[Supplied data]
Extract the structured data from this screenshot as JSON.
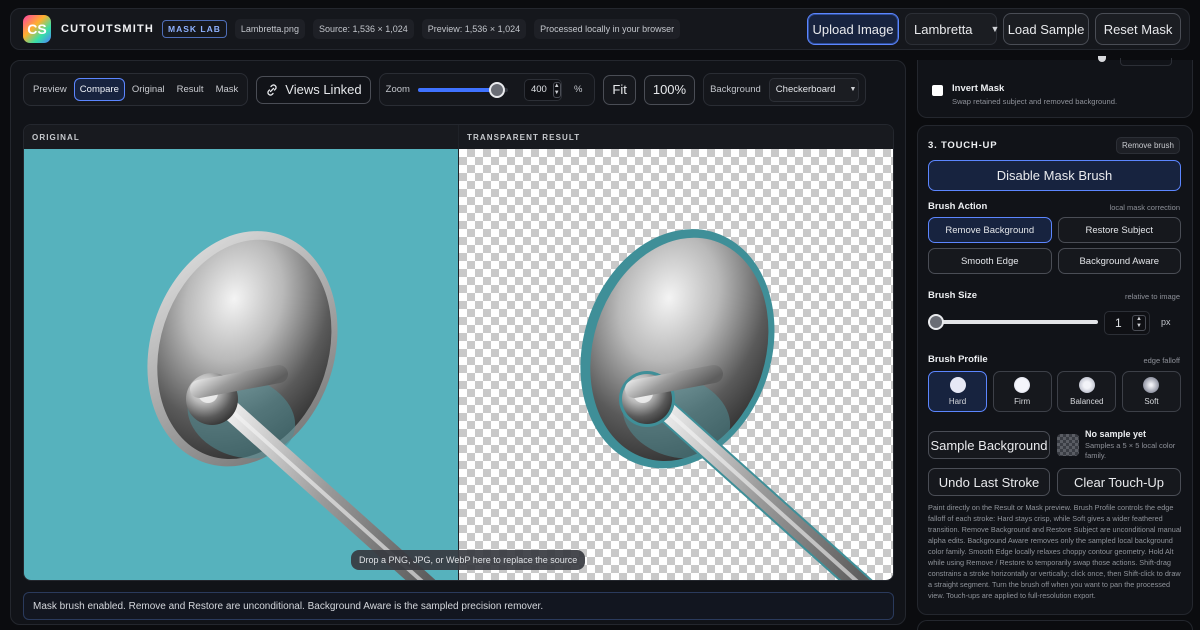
{
  "header": {
    "logo_text": "CS",
    "brand": "CUTOUTSMITH",
    "lab_badge": "MASK LAB",
    "file_name": "Lambretta.png",
    "source_size": "Source: 1,536 × 1,024",
    "preview_size": "Preview: 1,536 × 1,024",
    "processing_note": "Processed locally in your browser",
    "upload_label": "Upload Image",
    "sample_select_value": "Lambretta",
    "load_sample_label": "Load Sample",
    "reset_mask_label": "Reset Mask"
  },
  "toolbar": {
    "view_modes": [
      "Preview",
      "Compare",
      "Original",
      "Result",
      "Mask"
    ],
    "active_view": "Compare",
    "views_linked_label": "Views Linked",
    "zoom_label": "Zoom",
    "zoom_value": "400",
    "zoom_unit": "%",
    "zoom_fraction": 0.88,
    "fit_label": "Fit",
    "hundred_label": "100%",
    "background_label": "Background",
    "background_value": "Checkerboard"
  },
  "view": {
    "original_title": "ORIGINAL",
    "result_title": "TRANSPARENT RESULT",
    "drop_tip": "Drop a PNG, JPG, or WebP here to replace the source"
  },
  "status": "Mask brush enabled. Remove and Restore are unconditional. Background Aware is the sampled precision remover.",
  "sidebar": {
    "invert_title": "Invert Mask",
    "invert_desc": "Swap retained subject and removed background.",
    "touchup_title": "3. TOUCH-UP",
    "remove_brush_tag": "Remove brush",
    "disable_brush_label": "Disable Mask Brush",
    "brush_action_title": "Brush Action",
    "brush_action_hint": "local mask correction",
    "actions": [
      "Remove Background",
      "Restore Subject",
      "Smooth Edge",
      "Background Aware"
    ],
    "active_action": "Remove Background",
    "brush_size_title": "Brush Size",
    "brush_size_hint": "relative to image",
    "brush_size_value": "1",
    "brush_size_unit": "px",
    "profile_title": "Brush Profile",
    "profile_hint": "edge falloff",
    "profiles": [
      "Hard",
      "Firm",
      "Balanced",
      "Soft"
    ],
    "active_profile": "Hard",
    "sample_bg_label": "Sample Background",
    "no_sample_title": "No sample yet",
    "no_sample_desc": "Samples a 5 × 5 local color family.",
    "undo_label": "Undo Last Stroke",
    "clear_label": "Clear Touch-Up",
    "help_text": "Paint directly on the Result or Mask preview. Brush Profile controls the edge falloff of each stroke: Hard stays crisp, while Soft gives a wider feathered transition. Remove Background and Restore Subject are unconditional manual alpha edits. Background Aware removes only the sampled local background color family. Smooth Edge locally relaxes choppy contour geometry. Hold Alt while using Remove / Restore to temporarily swap those actions. Shift-drag constrains a stroke horizontally or vertically; click once, then Shift-click to draw a straight segment. Turn the brush off when you want to pan the processed view. Touch-ups are applied to full-resolution export."
  },
  "colors": {
    "accent": "#5c86ff",
    "teal_bg": "#56b2bd"
  }
}
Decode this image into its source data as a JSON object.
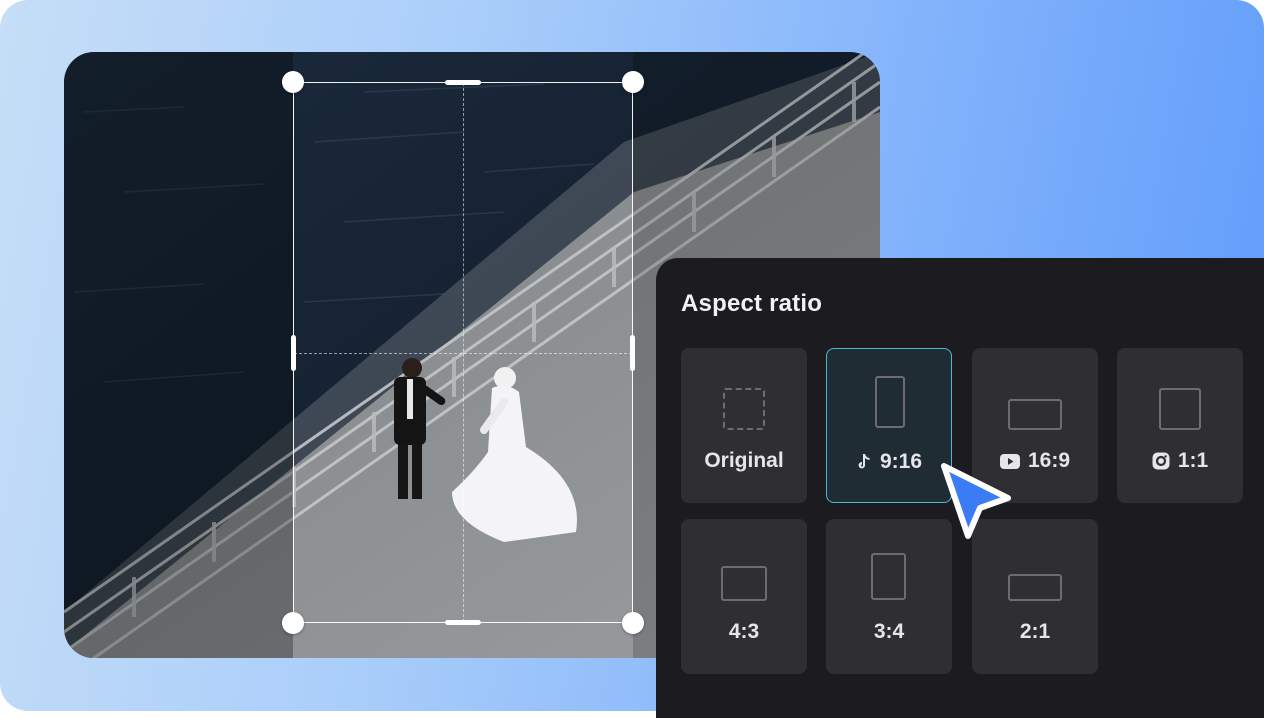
{
  "panel": {
    "title": "Aspect ratio",
    "options": [
      {
        "label": "Original",
        "icon": "dashed-square-icon"
      },
      {
        "label": "9:16",
        "icon": "tiktok-icon",
        "selected": true
      },
      {
        "label": "16:9",
        "icon": "youtube-icon"
      },
      {
        "label": "1:1",
        "icon": "instagram-icon"
      },
      {
        "label": "4:3",
        "icon": ""
      },
      {
        "label": "3:4",
        "icon": ""
      },
      {
        "label": "2:1",
        "icon": ""
      }
    ]
  },
  "colors": {
    "background_gradient_start": "#c6def7",
    "background_gradient_end": "#5f9bfb",
    "panel_background": "#1c1c20",
    "tile_background": "#2f2f33",
    "selected_border": "#4fb7d6",
    "cursor": "#3b7cf5"
  }
}
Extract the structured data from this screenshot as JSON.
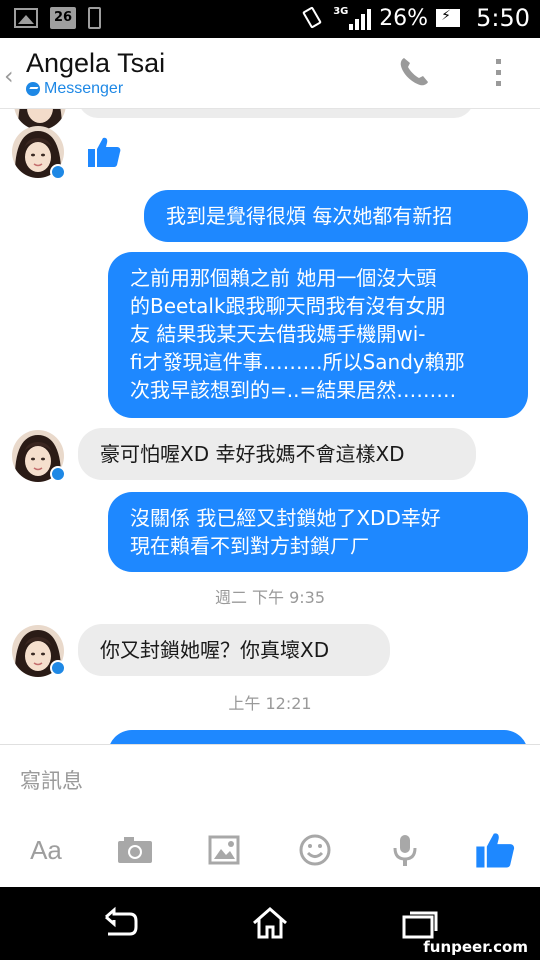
{
  "status_bar": {
    "calendar_day": "26",
    "network_type": "3G",
    "battery_percent": "26%",
    "time": "5:50"
  },
  "header": {
    "contact_name": "Angela Tsai",
    "subtitle": "Messenger",
    "back_icon": "chevron-left-icon",
    "call_icon": "phone-icon",
    "more_icon": "overflow-menu-icon"
  },
  "messages": [
    {
      "direction": "out",
      "text": "我到是覺得很煩 每次她都有新招"
    },
    {
      "direction": "out",
      "lines": [
        "之前用那個賴之前 她用一個沒大頭",
        "的Beetalk跟我聊天問我有沒有女朋",
        "友 結果我某天去借我媽手機開wi-",
        "fi才發現這件事………所以Sandy賴那",
        "次我早該想到的=..=結果居然………"
      ]
    },
    {
      "direction": "in",
      "text": "豪可怕喔XD 幸好我媽不會這樣XD"
    },
    {
      "direction": "out",
      "lines": [
        "沒關係 我已經又封鎖她了XDD幸好",
        "現在賴看不到對方封鎖ㄏㄏ"
      ]
    },
    {
      "direction": "in",
      "text": "你又封鎖她喔？你真壞XD"
    }
  ],
  "timestamps": {
    "first": "週二 下午 9:35",
    "second": "上午 12:21"
  },
  "composer": {
    "placeholder": "寫訊息",
    "tools": [
      "text-format",
      "camera-icon",
      "gallery-icon",
      "emoji-icon",
      "microphone-icon",
      "thumbs-up-icon"
    ],
    "text_format_label": "Aa"
  },
  "navbar": {
    "buttons": [
      "back-icon",
      "home-icon",
      "recent-apps-icon"
    ]
  },
  "watermark": "funpeer.com",
  "colors": {
    "outgoing_bubble": "#1e88ff",
    "incoming_bubble": "#ececec",
    "accent": "#1e88e5"
  }
}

[Exercise brief]
From the records above, pick out and copy each line holding the word "sampled".

[Result]
  "status": "Mask brush enabled. Remove and Restore are unconditional. Background Aware is the sampled precision remover.",
    "help_text": "Paint directly on the Result or Mask preview. Brush Profile controls the edge falloff of each stroke: Hard stays crisp, while Soft gives a wider feathered transition. Remove Background and Restore Subject are unconditional manual alpha edits. Background Aware removes only the sampled local background color family. Smooth Edge locally relaxes choppy contour geometry. Hold Alt while using Remove / Restore to temporarily swap those actions. Shift-drag constrains a stroke horizontally or vertically; click once, then Shift-click to draw a straight segment. Turn the brush off when you want to pan the processed view. Touch-ups are applied to full-resolution export."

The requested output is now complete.